Dataset extract:
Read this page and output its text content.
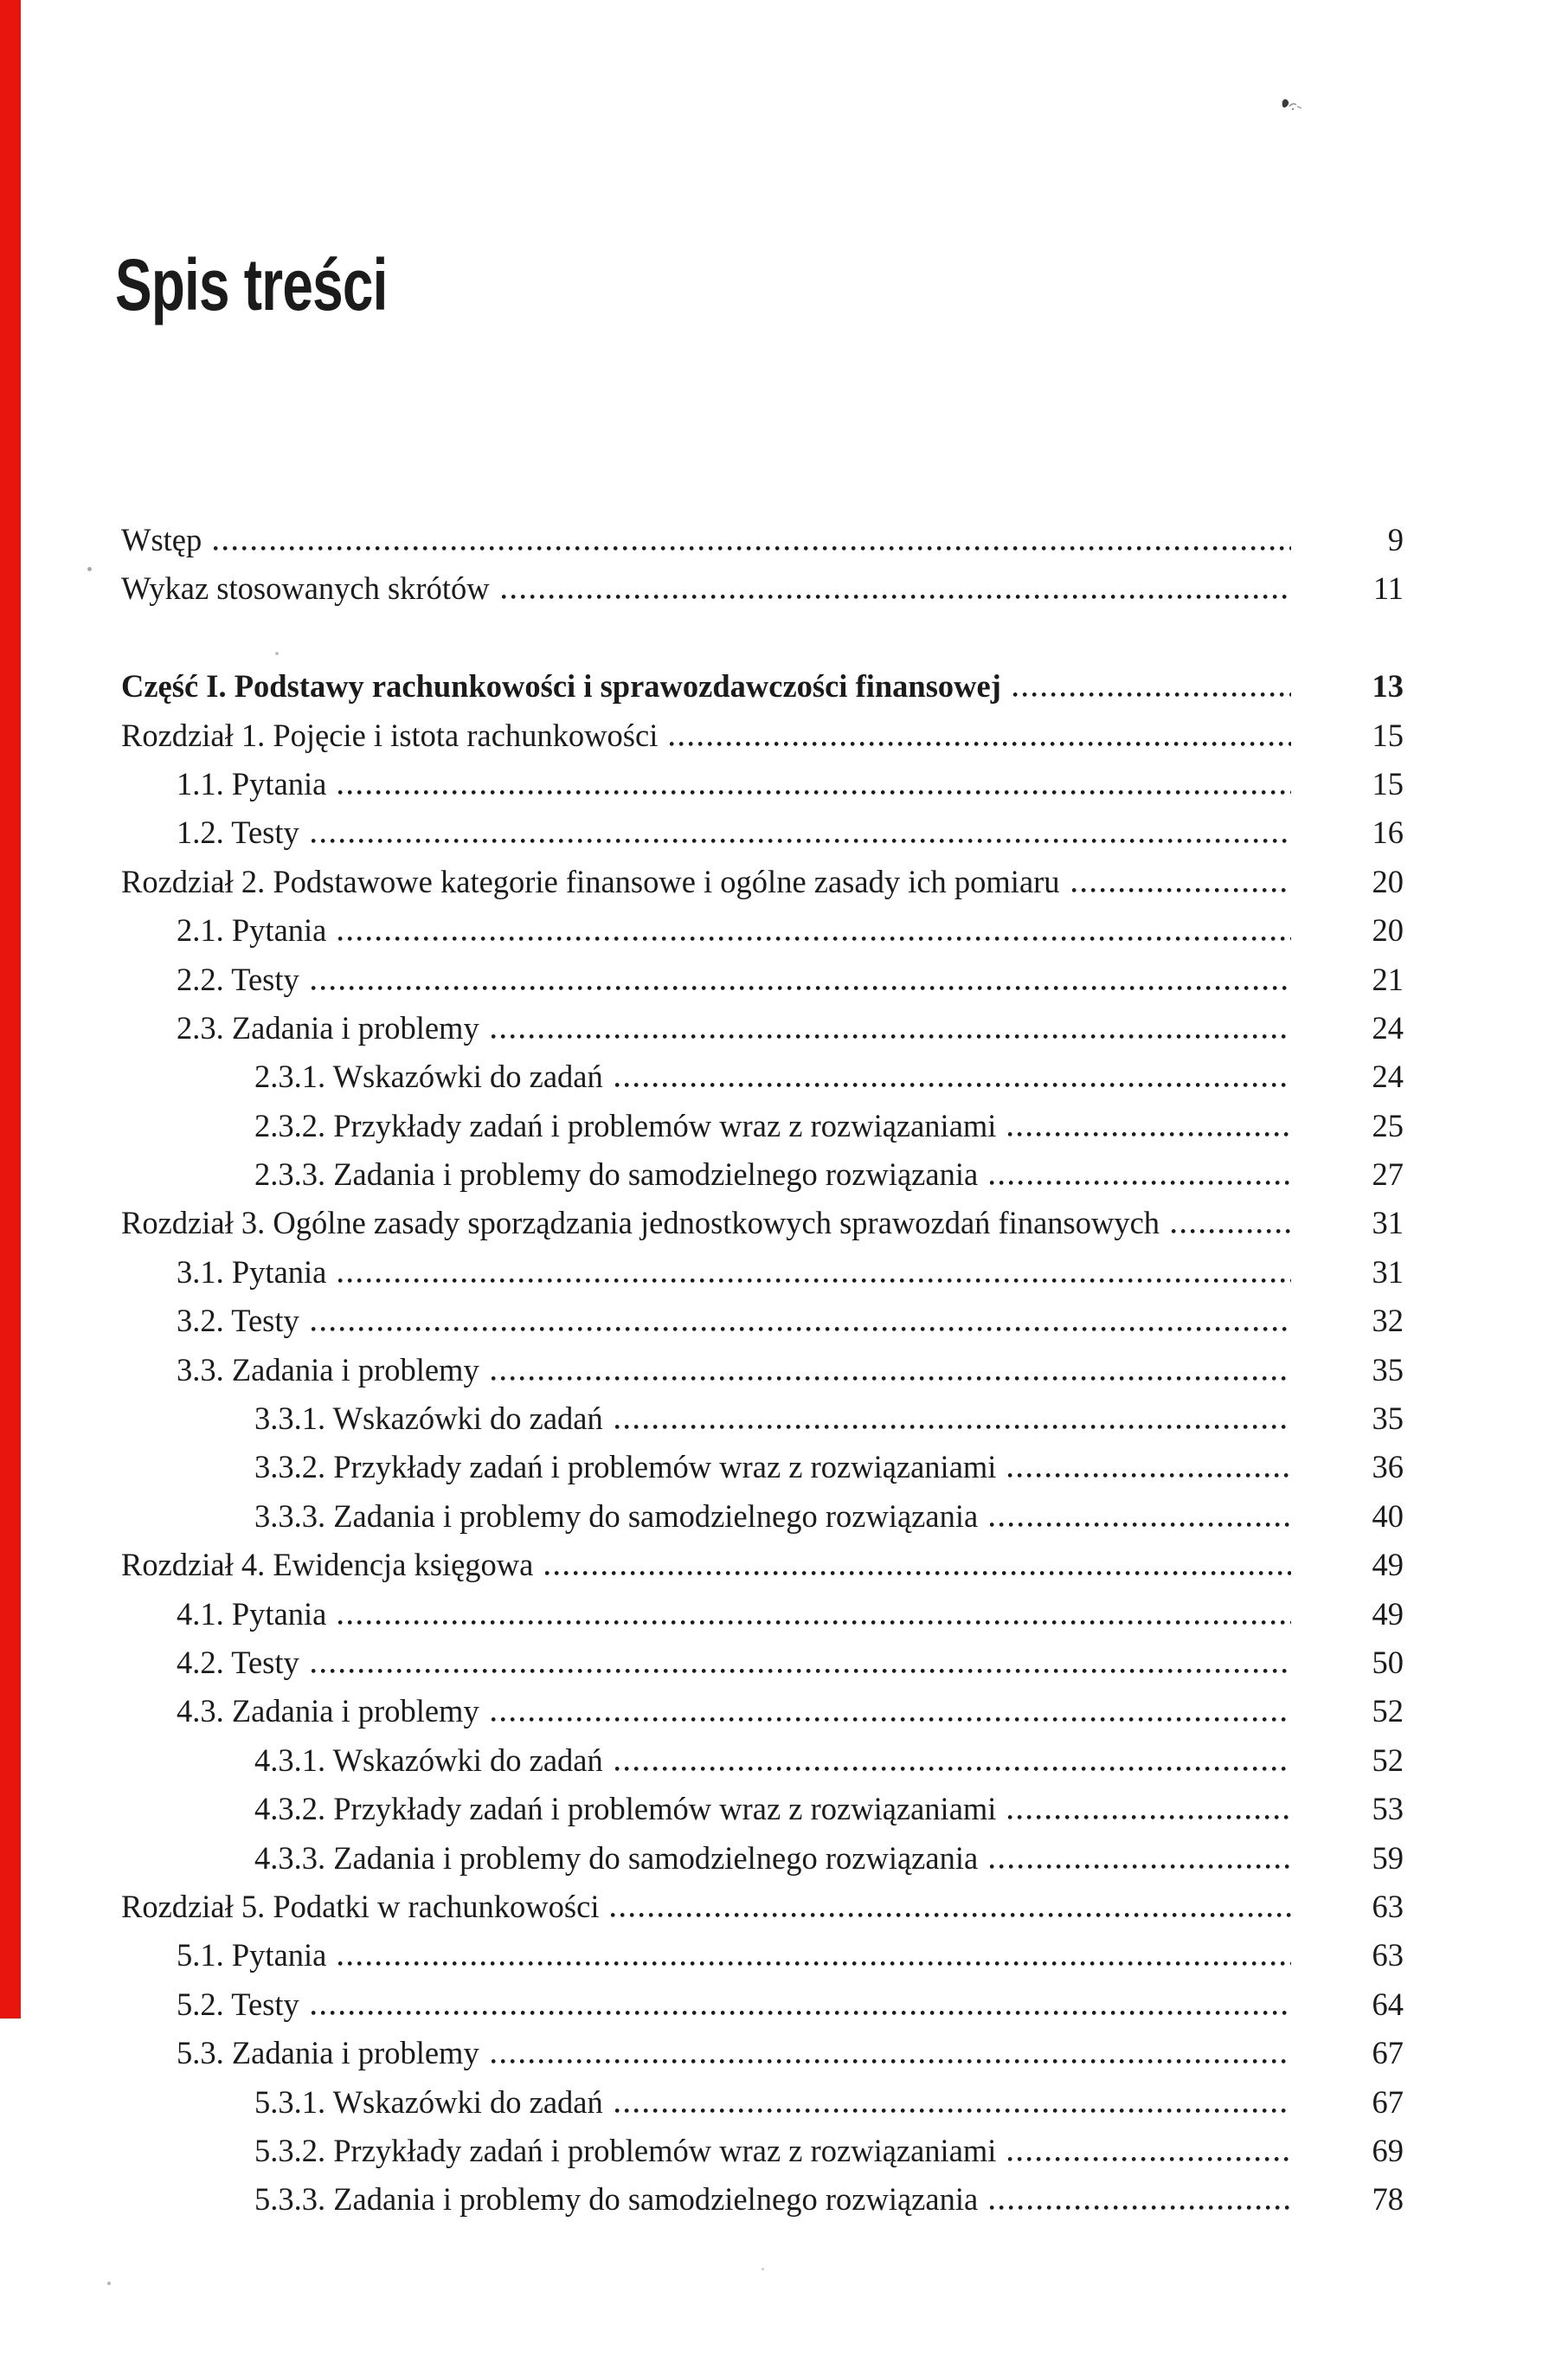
Spis treści
Wstęp	9
Wykaz stosowanych skrótów	11
Część I. Podstawy rachunkowości i sprawozdawczości finansowej	13
Rozdział 1. Pojęcie i istota rachunkowości	15
1.1. Pytania	15
1.2. Testy	16
Rozdział 2. Podstawowe kategorie finansowe i ogólne zasady ich pomiaru	20
2.1. Pytania	20
2.2. Testy	21
2.3. Zadania i problemy	24
2.3.1. Wskazówki do zadań	24
2.3.2. Przykłady zadań i problemów wraz z rozwiązaniami	25
2.3.3. Zadania i problemy do samodzielnego rozwiązania	27
Rozdział 3. Ogólne zasady sporządzania jednostkowych sprawozdań finansowych	31
3.1. Pytania	31
3.2. Testy	32
3.3. Zadania i problemy	35
3.3.1. Wskazówki do zadań	35
3.3.2. Przykłady zadań i problemów wraz z rozwiązaniami	36
3.3.3. Zadania i problemy do samodzielnego rozwiązania	40
Rozdział 4. Ewidencja księgowa	49
4.1. Pytania	49
4.2. Testy	50
4.3. Zadania i problemy	52
4.3.1. Wskazówki do zadań	52
4.3.2. Przykłady zadań i problemów wraz z rozwiązaniami	53
4.3.3. Zadania i problemy do samodzielnego rozwiązania	59
Rozdział 5. Podatki w rachunkowości	63
5.1. Pytania	63
5.2. Testy	64
5.3. Zadania i problemy	67
5.3.1. Wskazówki do zadań	67
5.3.2. Przykłady zadań i problemów wraz z rozwiązaniami	69
5.3.3. Zadania i problemy do samodzielnego rozwiązania	78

Exercise description: Write out every record above exactly as it stands, but leave out the pictures.

Correct output:
Read this page and output its text content.
Spis treści
Wstęp	9
Wykaz stosowanych skrótów	11
Część I. Podstawy rachunkowości i sprawozdawczości finansowej	13
Rozdział 1. Pojęcie i istota rachunkowości	15
1.1. Pytania	15
1.2. Testy	16
Rozdział 2. Podstawowe kategorie finansowe i ogólne zasady ich pomiaru	20
2.1. Pytania	20
2.2. Testy	21
2.3. Zadania i problemy	24
2.3.1. Wskazówki do zadań	24
2.3.2. Przykłady zadań i problemów wraz z rozwiązaniami	25
2.3.3. Zadania i problemy do samodzielnego rozwiązania	27
Rozdział 3. Ogólne zasady sporządzania jednostkowych sprawozdań finansowych	31
3.1. Pytania	31
3.2. Testy	32
3.3. Zadania i problemy	35
3.3.1. Wskazówki do zadań	35
3.3.2. Przykłady zadań i problemów wraz z rozwiązaniami	36
3.3.3. Zadania i problemy do samodzielnego rozwiązania	40
Rozdział 4. Ewidencja księgowa	49
4.1. Pytania	49
4.2. Testy	50
4.3. Zadania i problemy	52
4.3.1. Wskazówki do zadań	52
4.3.2. Przykłady zadań i problemów wraz z rozwiązaniami	53
4.3.3. Zadania i problemy do samodzielnego rozwiązania	59
Rozdział 5. Podatki w rachunkowości	63
5.1. Pytania	63
5.2. Testy	64
5.3. Zadania i problemy	67
5.3.1. Wskazówki do zadań	67
5.3.2. Przykłady zadań i problemów wraz z rozwiązaniami	69
5.3.3. Zadania i problemy do samodzielnego rozwiązania	78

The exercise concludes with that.